**SUPPLIED MATERIAL**.
------------------------------------------------
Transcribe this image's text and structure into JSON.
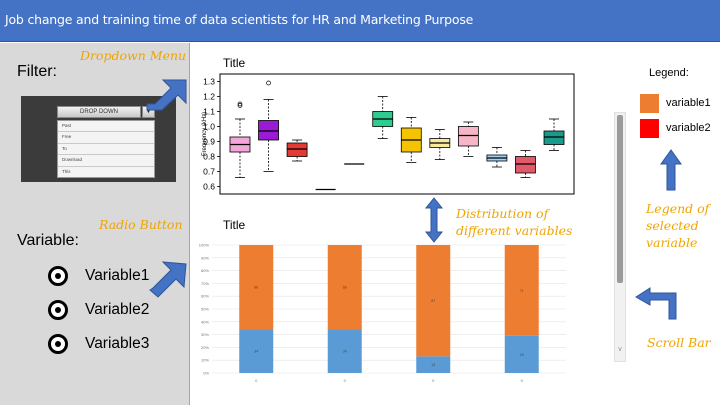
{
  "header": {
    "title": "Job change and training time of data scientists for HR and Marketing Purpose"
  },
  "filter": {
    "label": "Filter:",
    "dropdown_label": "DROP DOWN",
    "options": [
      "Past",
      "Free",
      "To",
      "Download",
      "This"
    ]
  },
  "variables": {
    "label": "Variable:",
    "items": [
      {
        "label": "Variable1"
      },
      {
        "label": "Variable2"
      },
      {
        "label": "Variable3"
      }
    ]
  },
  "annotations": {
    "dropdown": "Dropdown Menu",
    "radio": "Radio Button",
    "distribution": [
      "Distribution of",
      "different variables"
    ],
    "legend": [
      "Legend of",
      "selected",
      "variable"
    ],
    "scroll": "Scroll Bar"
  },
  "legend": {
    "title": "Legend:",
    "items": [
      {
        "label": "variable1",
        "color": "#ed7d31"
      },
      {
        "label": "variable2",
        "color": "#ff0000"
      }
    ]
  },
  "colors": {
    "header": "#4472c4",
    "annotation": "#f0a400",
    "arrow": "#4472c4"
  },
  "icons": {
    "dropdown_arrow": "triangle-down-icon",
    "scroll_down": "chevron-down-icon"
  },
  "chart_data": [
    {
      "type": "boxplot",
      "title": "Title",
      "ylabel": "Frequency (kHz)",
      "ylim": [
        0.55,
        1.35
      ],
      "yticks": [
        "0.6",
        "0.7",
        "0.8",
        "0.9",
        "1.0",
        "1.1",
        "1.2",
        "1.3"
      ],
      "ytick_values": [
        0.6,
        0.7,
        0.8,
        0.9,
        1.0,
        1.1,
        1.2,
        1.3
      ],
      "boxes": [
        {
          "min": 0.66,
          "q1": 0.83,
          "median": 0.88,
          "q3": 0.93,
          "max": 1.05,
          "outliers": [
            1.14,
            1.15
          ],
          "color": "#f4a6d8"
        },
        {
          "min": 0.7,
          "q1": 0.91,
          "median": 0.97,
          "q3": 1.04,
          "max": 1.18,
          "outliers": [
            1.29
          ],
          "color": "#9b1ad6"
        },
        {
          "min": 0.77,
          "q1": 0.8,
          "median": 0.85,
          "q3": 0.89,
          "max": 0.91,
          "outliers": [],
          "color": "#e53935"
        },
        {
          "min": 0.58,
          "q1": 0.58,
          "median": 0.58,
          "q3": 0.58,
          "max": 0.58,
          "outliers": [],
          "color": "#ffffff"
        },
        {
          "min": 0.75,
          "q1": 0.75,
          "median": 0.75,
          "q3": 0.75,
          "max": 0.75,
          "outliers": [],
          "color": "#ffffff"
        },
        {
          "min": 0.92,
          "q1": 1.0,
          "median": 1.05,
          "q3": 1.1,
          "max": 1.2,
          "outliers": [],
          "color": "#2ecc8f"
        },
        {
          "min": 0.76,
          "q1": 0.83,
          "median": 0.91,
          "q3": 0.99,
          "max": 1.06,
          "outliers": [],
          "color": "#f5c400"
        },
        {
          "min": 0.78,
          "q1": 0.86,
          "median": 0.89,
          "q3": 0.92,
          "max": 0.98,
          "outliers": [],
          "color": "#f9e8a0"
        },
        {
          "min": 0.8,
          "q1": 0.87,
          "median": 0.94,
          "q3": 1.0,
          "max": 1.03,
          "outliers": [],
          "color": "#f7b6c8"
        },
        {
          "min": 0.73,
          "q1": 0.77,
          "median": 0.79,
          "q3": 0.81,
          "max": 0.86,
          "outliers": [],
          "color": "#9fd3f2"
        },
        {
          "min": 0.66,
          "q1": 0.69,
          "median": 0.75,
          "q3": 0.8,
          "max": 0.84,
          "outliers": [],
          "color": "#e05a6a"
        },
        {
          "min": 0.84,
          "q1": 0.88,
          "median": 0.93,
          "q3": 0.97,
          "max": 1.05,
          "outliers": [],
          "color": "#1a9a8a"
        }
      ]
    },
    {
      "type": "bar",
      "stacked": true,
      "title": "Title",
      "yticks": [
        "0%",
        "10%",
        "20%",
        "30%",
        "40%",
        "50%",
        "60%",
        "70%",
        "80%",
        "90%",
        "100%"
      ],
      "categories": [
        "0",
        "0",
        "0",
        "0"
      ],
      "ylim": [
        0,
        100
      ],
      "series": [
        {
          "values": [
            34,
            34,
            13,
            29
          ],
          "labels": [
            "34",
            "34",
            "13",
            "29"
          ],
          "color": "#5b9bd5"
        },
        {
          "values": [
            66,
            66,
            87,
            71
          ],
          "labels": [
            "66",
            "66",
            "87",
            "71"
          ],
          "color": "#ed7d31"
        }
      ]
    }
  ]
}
------------------------------------------------
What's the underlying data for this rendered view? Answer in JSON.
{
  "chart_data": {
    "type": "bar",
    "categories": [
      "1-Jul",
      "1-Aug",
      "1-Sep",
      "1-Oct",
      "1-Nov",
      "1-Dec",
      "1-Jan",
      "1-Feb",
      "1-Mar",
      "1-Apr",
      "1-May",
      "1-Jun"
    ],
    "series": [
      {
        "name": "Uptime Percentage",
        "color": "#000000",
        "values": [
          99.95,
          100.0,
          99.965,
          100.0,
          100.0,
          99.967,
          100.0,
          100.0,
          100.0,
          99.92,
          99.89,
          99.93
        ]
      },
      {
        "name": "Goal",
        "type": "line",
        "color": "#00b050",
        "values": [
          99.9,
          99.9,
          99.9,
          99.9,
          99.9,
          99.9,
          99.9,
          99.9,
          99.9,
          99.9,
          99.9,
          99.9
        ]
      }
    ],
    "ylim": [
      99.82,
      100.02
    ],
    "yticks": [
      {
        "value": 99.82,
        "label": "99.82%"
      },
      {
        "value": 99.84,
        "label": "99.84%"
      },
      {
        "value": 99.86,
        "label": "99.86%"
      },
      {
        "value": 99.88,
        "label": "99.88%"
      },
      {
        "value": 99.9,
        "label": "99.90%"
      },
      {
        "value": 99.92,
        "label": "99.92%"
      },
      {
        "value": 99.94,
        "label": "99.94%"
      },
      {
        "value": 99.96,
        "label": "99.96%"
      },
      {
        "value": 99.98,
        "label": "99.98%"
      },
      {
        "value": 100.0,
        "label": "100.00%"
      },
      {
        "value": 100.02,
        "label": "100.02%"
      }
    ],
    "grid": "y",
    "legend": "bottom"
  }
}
------------------------------------------------
**WHAT YOU WILL DO**. For each line in the data above that contains the string "title", extract the line.

**COMPLETE ANSWER**.
    "title": "Job change and training time of data scientists for HR and Marketing Purpose"
    "title": "Legend:",
      "title": "Title",
      "title": "Title",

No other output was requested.